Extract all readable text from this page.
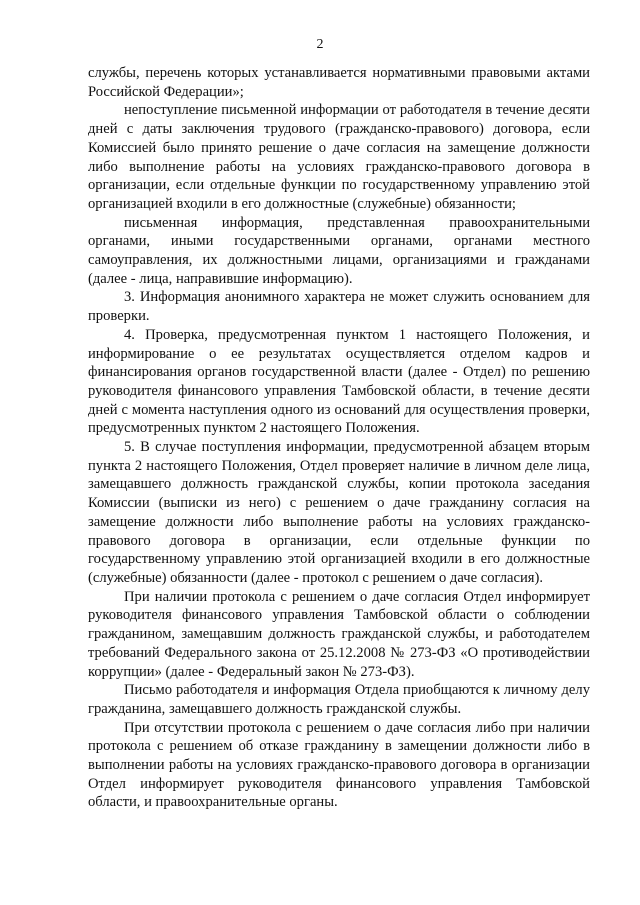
2

службы, перечень которых устанавливается нормативными правовыми актами Российской Федерации»;

непоступление письменной информации от работодателя в течение десяти дней с даты заключения трудового (гражданско-правового) договора, если Комиссией было принято решение о даче согласия на замещение должности либо выполнение работы на условиях гражданско-правового договора в организации, если отдельные функции по государственному управлению этой организацией входили в его должностные (служебные) обязанности;

письменная информация, представленная правоохранительными органами, иными государственными органами, органами местного самоуправления, их должностными лицами, организациями и гражданами (далее - лица, направившие информацию).

3. Информация анонимного характера не может служить основанием для проверки.

4. Проверка, предусмотренная пунктом 1 настоящего Положения, и информирование о ее результатах осуществляется отделом кадров и финансирования органов государственной власти (далее - Отдел) по решению руководителя финансового управления Тамбовской области, в течение десяти дней с момента наступления одного из оснований для осуществления проверки, предусмотренных пунктом 2 настоящего Положения.

5. В случае поступления информации, предусмотренной абзацем вторым пункта 2 настоящего Положения, Отдел проверяет наличие в личном деле лица, замещавшего должность гражданской службы, копии протокола заседания Комиссии (выписки из него) с решением о даче гражданину согласия на замещение должности либо выполнение работы на условиях гражданско-правового договора в организации, если отдельные функции по государственному управлению этой организацией входили в его должностные (служебные) обязанности (далее - протокол с решением о даче согласия).

При наличии протокола с решением о даче согласия Отдел информирует руководителя финансового управления Тамбовской области о соблюдении гражданином, замещавшим должность гражданской службы, и работодателем требований Федерального закона от 25.12.2008 № 273-ФЗ «О противодействии коррупции» (далее - Федеральный закон № 273-ФЗ).

Письмо работодателя и информация Отдела приобщаются к личному делу гражданина, замещавшего должность гражданской службы.

При отсутствии протокола с решением о даче согласия либо при наличии протокола с решением об отказе гражданину в замещении должности либо в выполнении работы на условиях гражданско-правового договора в организации Отдел информирует руководителя финансового управления Тамбовской области, и правоохранительные органы.
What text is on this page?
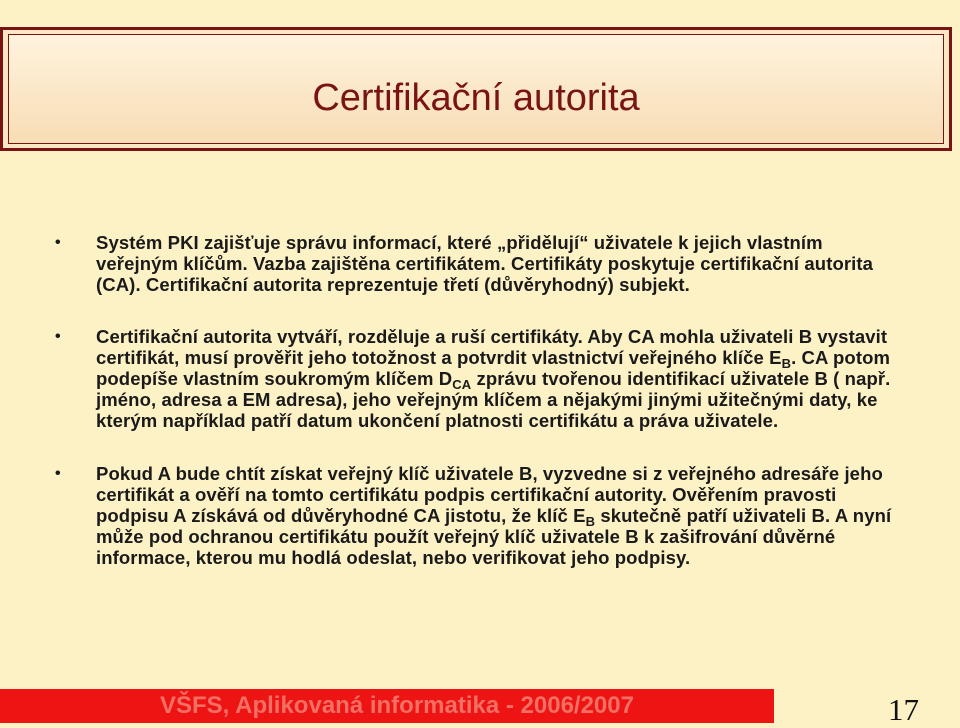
Certifikační autorita
• Systém PKI zajišťuje správu informací, které „přidělují“ uživatele k jejich vlastním veřejným klíčům. Vazba zajištěna certifikátem. Certifikáty poskytuje certifikační autorita (CA). Certifikační autorita reprezentuje třetí (důvěryhodný) subjekt.
• Certifikační autorita vytváří, rozděluje a ruší certifikáty. Aby CA mohla uživateli B vystavit certifikát, musí prověřit jeho totožnost a potvrdit vlastnictví veřejného klíče $E_B$. CA potom podepíše vlastním soukromým klíčem $D_{CA}$ zprávu tvořenou identifikací uživatele B ( např. jméno, adresa a EM adresa), jeho veřejným klíčem a nějakými jinými užitečnými daty, ke kterým například patří datum ukončení platnosti certifikátu a práva uživatele.
• Pokud A bude chtít získat veřejný klíč uživatele B, vyzvedne si z veřejného adresáře jeho certifikát a ověří na tomto certifikátu podpis certifikační autority. Ověřením pravosti podpisu A získává od důvěryhodné CA jistotu, že klíč $E_B$ skutečně patří uživateli B. A nyní může pod ochranou certifikátu použít veřejný klíč uživatele B k zašifrování důvěrné informace, kterou mu hodlá odeslat, nebo verifikovat jeho podpisy.
VŠFS, Aplikovaná informatika - 2006/2007	17
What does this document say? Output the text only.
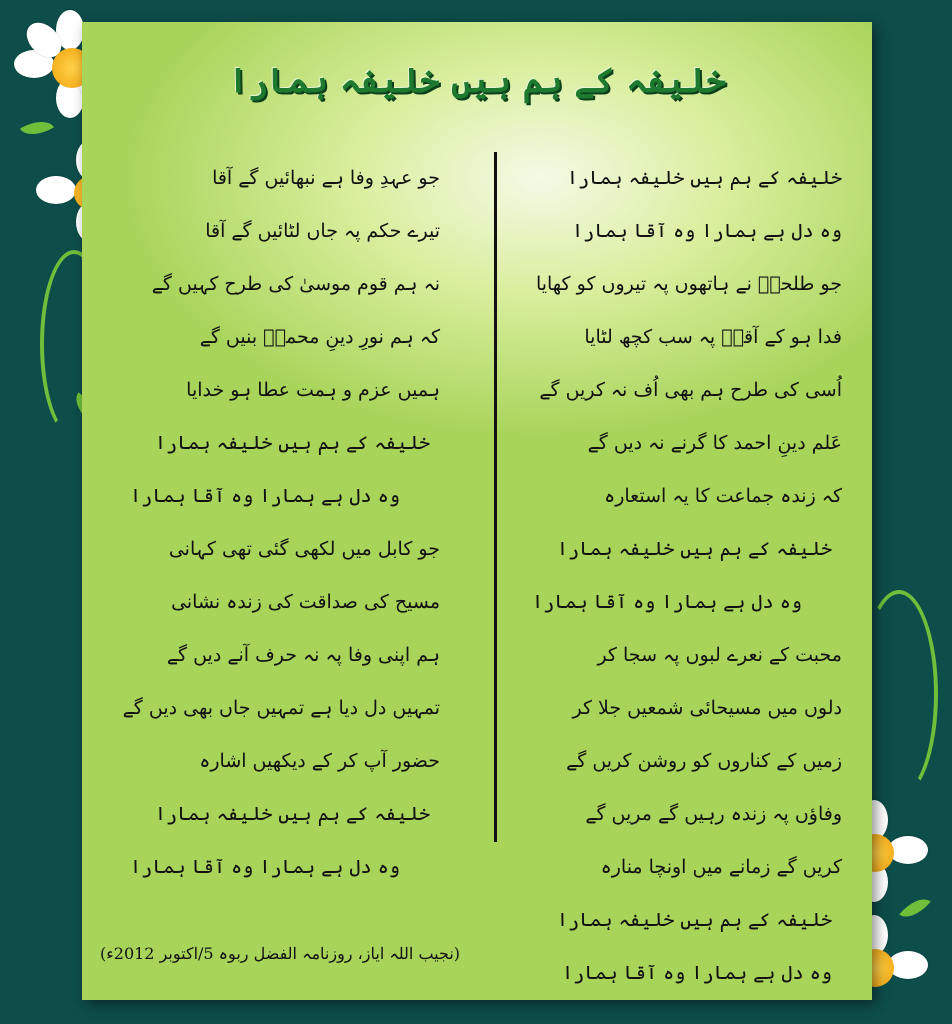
خلیفہ کے ہم ہیں خلیفہ ہمارا
خلیفہ کے ہم ہیں خلیفہ ہمارا
وہ دل ہے ہمارا وہ آقا ہمارا
جو طلحہؓ نے ہاتھوں پہ تیروں کو کھایا
فدا ہو کے آقاؐ پہ سب کچھ لٹایا
اُسی کی طرح ہم بھی اُف نہ کریں گے
عَلم دینِ احمد کا گرنے نہ دیں گے
کہ زندہ جماعت کا یہ استعارہ
خلیفہ کے ہم ہیں خلیفہ ہمارا
وہ دل ہے ہمارا وہ آقا ہمارا
محبت کے نعرے لبوں پہ سجا کر
دلوں میں مسیحائی شمعیں جلا کر
زمیں کے کناروں کو روشن کریں گے
وفاؤں پہ زندہ رہیں گے مریں گے
کریں گے زمانے میں اونچا منارہ
خلیفہ کے ہم ہیں خلیفہ ہمارا
وہ دل ہے ہمارا وہ آقا ہمارا
جو عہدِ وفا ہے نبھائیں گے آقا
تیرے حکم پہ جاں لٹائیں گے آقا
نہ ہم قوم موسیٰ کی طرح کہیں گے
کہ ہم نورِ دینِ محمدؐ بنیں گے
ہمیں عزم و ہمت عطا ہو خدایا
خلیفہ کے ہم ہیں خلیفہ ہمارا
وہ دل ہے ہمارا وہ آقا ہمارا
جو کابل میں لکھی گئی تھی کہانی
مسیح کی صداقت کی زندہ نشانی
ہم اپنی وفا پہ نہ حرف آنے دیں گے
تمہیں دل دیا ہے تمہیں جاں بھی دیں گے
حضور آپ کر کے دیکھیں اشارہ
خلیفہ کے ہم ہیں خلیفہ ہمارا
وہ دل ہے ہمارا وہ آقا ہمارا
(نجیب اللہ ایاز، روزنامہ الفضل ربوہ 5/اکتوبر 2012ء)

····················

Transcribe the material as is, with images omitted.

Extract all readable text from this page.
2

службы, перечень которых устанавливается нормативными правовыми актами Российской Федерации»;

непоступление письменной информации от работодателя в течение десяти дней с даты заключения трудового (гражданско-правового) договора, если Комиссией было принято решение о даче согласия на замещение должности либо выполнение работы на условиях гражданско-правового договора в организации, если отдельные функции по государственному управлению этой организацией входили в его должностные (служебные) обязанности;

письменная информация, представленная правоохранительными органами, иными государственными органами, органами местного самоуправления, их должностными лицами, организациями и гражданами (далее - лица, направившие информацию).

3. Информация анонимного характера не может служить основанием для проверки.

4. Проверка, предусмотренная пунктом 1 настоящего Положения, и информирование о ее результатах осуществляется отделом кадров и финансирования органов государственной власти (далее - Отдел) по решению руководителя финансового управления Тамбовской области, в течение десяти дней с момента наступления одного из оснований для осуществления проверки, предусмотренных пунктом 2 настоящего Положения.

5. В случае поступления информации, предусмотренной абзацем вторым пункта 2 настоящего Положения, Отдел проверяет наличие в личном деле лица, замещавшего должность гражданской службы, копии протокола заседания Комиссии (выписки из него) с решением о даче гражданину согласия на замещение должности либо выполнение работы на условиях гражданско-правового договора в организации, если отдельные функции по государственному управлению этой организацией входили в его должностные (служебные) обязанности (далее - протокол с решением о даче согласия).

При наличии протокола с решением о даче согласия Отдел информирует руководителя финансового управления Тамбовской области о соблюдении гражданином, замещавшим должность гражданской службы, и работодателем требований Федерального закона от 25.12.2008 № 273-ФЗ «О противодействии коррупции» (далее - Федеральный закон № 273-ФЗ).

Письмо работодателя и информация Отдела приобщаются к личному делу гражданина, замещавшего должность гражданской службы.

При отсутствии протокола с решением о даче согласия либо при наличии протокола с решением об отказе гражданину в замещении должности либо в выполнении работы на условиях гражданско-правового договора в организации Отдел информирует руководителя финансового управления Тамбовской области, и правоохранительные органы.
What text is on this page?
Certifikační autorita
• Systém PKI zajišťuje správu informací, které „přidělují“ uživatele k jejich vlastním veřejným klíčům. Vazba zajištěna certifikátem. Certifikáty poskytuje certifikační autorita (CA). Certifikační autorita reprezentuje třetí (důvěryhodný) subjekt.
• Certifikační autorita vytváří, rozděluje a ruší certifikáty. Aby CA mohla uživateli B vystavit certifikát, musí prověřit jeho totožnost a potvrdit vlastnictví veřejného klíče $E_B$. CA potom podepíše vlastním soukromým klíčem $D_{CA}$ zprávu tvořenou identifikací uživatele B ( např. jméno, adresa a EM adresa), jeho veřejným klíčem a nějakými jinými užitečnými daty, ke kterým například patří datum ukončení platnosti certifikátu a práva uživatele.
• Pokud A bude chtít získat veřejný klíč uživatele B, vyzvedne si z veřejného adresáře jeho certifikát a ověří na tomto certifikátu podpis certifikační autority. Ověřením pravosti podpisu A získává od důvěryhodné CA jistotu, že klíč $E_B$ skutečně patří uživateli B. A nyní může pod ochranou certifikátu použít veřejný klíč uživatele B k zašifrování důvěrné informace, kterou mu hodlá odeslat, nebo verifikovat jeho podpisy.
VŠFS, Aplikovaná informatika - 2006/2007	17
What does this document say? Output the text only.
خلیفہ کے ہم ہیں خلیفہ ہمارا
خلیفہ کے ہم ہیں خلیفہ ہمارا
وہ دل ہے ہمارا وہ آقا ہمارا
جو طلحہؓ نے ہاتھوں پہ تیروں کو کھایا
فدا ہو کے آقاؐ پہ سب کچھ لٹایا
اُسی کی طرح ہم بھی اُف نہ کریں گے
عَلم دینِ احمد کا گرنے نہ دیں گے
کہ زندہ جماعت کا یہ استعارہ
خلیفہ کے ہم ہیں خلیفہ ہمارا
وہ دل ہے ہمارا وہ آقا ہمارا
محبت کے نعرے لبوں پہ سجا کر
دلوں میں مسیحائی شمعیں جلا کر
زمیں کے کناروں کو روشن کریں گے
وفاؤں پہ زندہ رہیں گے مریں گے
کریں گے زمانے میں اونچا منارہ
خلیفہ کے ہم ہیں خلیفہ ہمارا
وہ دل ہے ہمارا وہ آقا ہمارا
جو عہدِ وفا ہے نبھائیں گے آقا
تیرے حکم پہ جاں لٹائیں گے آقا
نہ ہم قوم موسیٰ کی طرح کہیں گے
کہ ہم نورِ دینِ محمدؐ بنیں گے
ہمیں عزم و ہمت عطا ہو خدایا
خلیفہ کے ہم ہیں خلیفہ ہمارا
وہ دل ہے ہمارا وہ آقا ہمارا
جو کابل میں لکھی گئی تھی کہانی
مسیح کی صداقت کی زندہ نشانی
ہم اپنی وفا پہ نہ حرف آنے دیں گے
تمہیں دل دیا ہے تمہیں جاں بھی دیں گے
حضور آپ کر کے دیکھیں اشارہ
خلیفہ کے ہم ہیں خلیفہ ہمارا
وہ دل ہے ہمارا وہ آقا ہمارا
(نجیب اللہ ایاز، روزنامہ الفضل ربوہ 5/اکتوبر 2012ء)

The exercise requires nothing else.